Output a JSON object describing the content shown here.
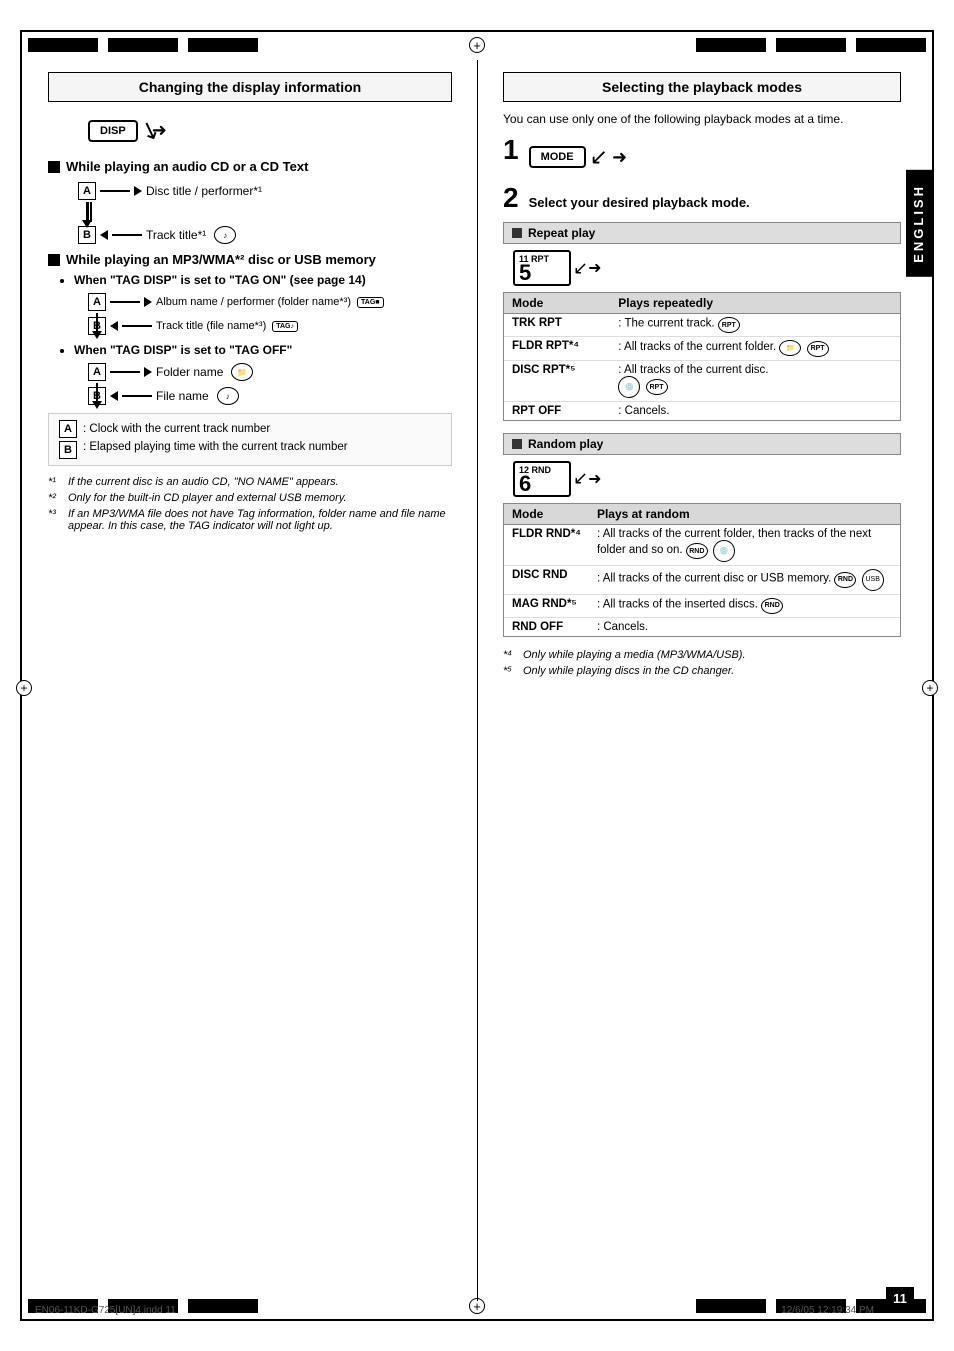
{
  "page": {
    "number": "11",
    "footer_left": "EN06-11KD-G725[UN]4.indd  11",
    "footer_right": "12/6/05  12:19:34 PM",
    "language_tab": "ENGLISH"
  },
  "left_section": {
    "title": "Changing the display information",
    "disp_button": "DISP",
    "audio_cd_heading": "While playing an audio CD or a CD Text",
    "audio_cd_a_label": "A",
    "audio_cd_b_label": "B",
    "audio_cd_a_text": "Disc title / performer*¹",
    "audio_cd_b_text": "Track title*¹",
    "mp3_heading": "While playing an MP3/WMA*² disc or USB memory",
    "tag_on_heading": "When \"TAG DISP\" is set to \"TAG ON\" (see page 14)",
    "tag_on_a_label": "A",
    "tag_on_b_label": "B",
    "tag_on_a_text": "Album name / performer (folder name*³)",
    "tag_on_b_text": "Track title (file name*³)",
    "tag_off_heading": "When \"TAG DISP\" is set to \"TAG OFF\"",
    "tag_off_a_label": "A",
    "tag_off_b_label": "B",
    "tag_off_a_text": "Folder name",
    "tag_off_b_text": "File name",
    "clock_note_a": "A",
    "clock_note_b": "B",
    "clock_note_a_text": ": Clock with the current track number",
    "clock_note_b_text": ": Elapsed playing time with the current track number",
    "footnotes": [
      {
        "num": "*¹",
        "text": "If the current disc is an audio CD, \"NO NAME\" appears."
      },
      {
        "num": "*²",
        "text": "Only for the built-in CD player and external USB memory."
      },
      {
        "num": "*³",
        "text": "If an MP3/WMA file does not have Tag information, folder name and file name appear. In this case, the TAG indicator will not light up."
      }
    ]
  },
  "right_section": {
    "title": "Selecting the playback modes",
    "intro_text": "You can use only one of the following playback modes at a time.",
    "step1_label": "1",
    "mode_button": "MODE",
    "step2_label": "2",
    "step2_text": "Select your desired playback mode.",
    "repeat_play": {
      "heading": "Repeat play",
      "button_top": "11  RPT",
      "button_num": "5",
      "table_header_mode": "Mode",
      "table_header_plays": "Plays repeatedly",
      "rows": [
        {
          "key": "TRK RPT",
          "sep": ":",
          "desc": "The current track."
        },
        {
          "key": "FLDR RPT*⁴",
          "sep": ":",
          "desc": "All tracks of the current folder."
        },
        {
          "key": "DISC RPT*⁵",
          "sep": ":",
          "desc": "All tracks of the current disc."
        },
        {
          "key": "RPT OFF",
          "sep": ":",
          "desc": "Cancels."
        }
      ]
    },
    "random_play": {
      "heading": "Random play",
      "button_top": "12  RND",
      "button_num": "6",
      "table_header_mode": "Mode",
      "table_header_plays": "Plays at random",
      "rows": [
        {
          "key": "FLDR RND*⁴",
          "sep": ":",
          "desc": "All tracks of the current folder, then tracks of the next folder and so on."
        },
        {
          "key": "DISC RND",
          "sep": ":",
          "desc": "All tracks of the current disc or USB memory."
        },
        {
          "key": "MAG RND*⁵",
          "sep": ":",
          "desc": "All tracks of the inserted discs."
        },
        {
          "key": "RND OFF",
          "sep": ":",
          "desc": "Cancels."
        }
      ]
    },
    "footnotes": [
      {
        "num": "*⁴",
        "text": "Only while playing a media (MP3/WMA/USB)."
      },
      {
        "num": "*⁵",
        "text": "Only while playing discs in the CD changer."
      }
    ]
  }
}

******

** WHAT YOU HAVE TO DO **
Restate the whole listing above exactly, except for its images.

** RIGHT ANSWER **
Output a JSON object describing the content shown here.
{
  "page": {
    "number": "11",
    "footer_left": "EN06-11KD-G725[UN]4.indd  11",
    "footer_right": "12/6/05  12:19:34 PM",
    "language_tab": "ENGLISH"
  },
  "left_section": {
    "title": "Changing the display information",
    "disp_button": "DISP",
    "audio_cd_heading": "While playing an audio CD or a CD Text",
    "audio_cd_a_label": "A",
    "audio_cd_b_label": "B",
    "audio_cd_a_text": "Disc title / performer*¹",
    "audio_cd_b_text": "Track title*¹",
    "mp3_heading": "While playing an MP3/WMA*² disc or USB memory",
    "tag_on_heading": "When \"TAG DISP\" is set to \"TAG ON\" (see page 14)",
    "tag_on_a_label": "A",
    "tag_on_b_label": "B",
    "tag_on_a_text": "Album name / performer (folder name*³)",
    "tag_on_b_text": "Track title (file name*³)",
    "tag_off_heading": "When \"TAG DISP\" is set to \"TAG OFF\"",
    "tag_off_a_label": "A",
    "tag_off_b_label": "B",
    "tag_off_a_text": "Folder name",
    "tag_off_b_text": "File name",
    "clock_note_a": "A",
    "clock_note_b": "B",
    "clock_note_a_text": ": Clock with the current track number",
    "clock_note_b_text": ": Elapsed playing time with the current track number",
    "footnotes": [
      {
        "num": "*¹",
        "text": "If the current disc is an audio CD, \"NO NAME\" appears."
      },
      {
        "num": "*²",
        "text": "Only for the built-in CD player and external USB memory."
      },
      {
        "num": "*³",
        "text": "If an MP3/WMA file does not have Tag information, folder name and file name appear. In this case, the TAG indicator will not light up."
      }
    ]
  },
  "right_section": {
    "title": "Selecting the playback modes",
    "intro_text": "You can use only one of the following playback modes at a time.",
    "step1_label": "1",
    "mode_button": "MODE",
    "step2_label": "2",
    "step2_text": "Select your desired playback mode.",
    "repeat_play": {
      "heading": "Repeat play",
      "button_top": "11  RPT",
      "button_num": "5",
      "table_header_mode": "Mode",
      "table_header_plays": "Plays repeatedly",
      "rows": [
        {
          "key": "TRK RPT",
          "sep": ":",
          "desc": "The current track."
        },
        {
          "key": "FLDR RPT*⁴",
          "sep": ":",
          "desc": "All tracks of the current folder."
        },
        {
          "key": "DISC RPT*⁵",
          "sep": ":",
          "desc": "All tracks of the current disc."
        },
        {
          "key": "RPT OFF",
          "sep": ":",
          "desc": "Cancels."
        }
      ]
    },
    "random_play": {
      "heading": "Random play",
      "button_top": "12  RND",
      "button_num": "6",
      "table_header_mode": "Mode",
      "table_header_plays": "Plays at random",
      "rows": [
        {
          "key": "FLDR RND*⁴",
          "sep": ":",
          "desc": "All tracks of the current folder, then tracks of the next folder and so on."
        },
        {
          "key": "DISC RND",
          "sep": ":",
          "desc": "All tracks of the current disc or USB memory."
        },
        {
          "key": "MAG RND*⁵",
          "sep": ":",
          "desc": "All tracks of the inserted discs."
        },
        {
          "key": "RND OFF",
          "sep": ":",
          "desc": "Cancels."
        }
      ]
    },
    "footnotes": [
      {
        "num": "*⁴",
        "text": "Only while playing a media (MP3/WMA/USB)."
      },
      {
        "num": "*⁵",
        "text": "Only while playing discs in the CD changer."
      }
    ]
  }
}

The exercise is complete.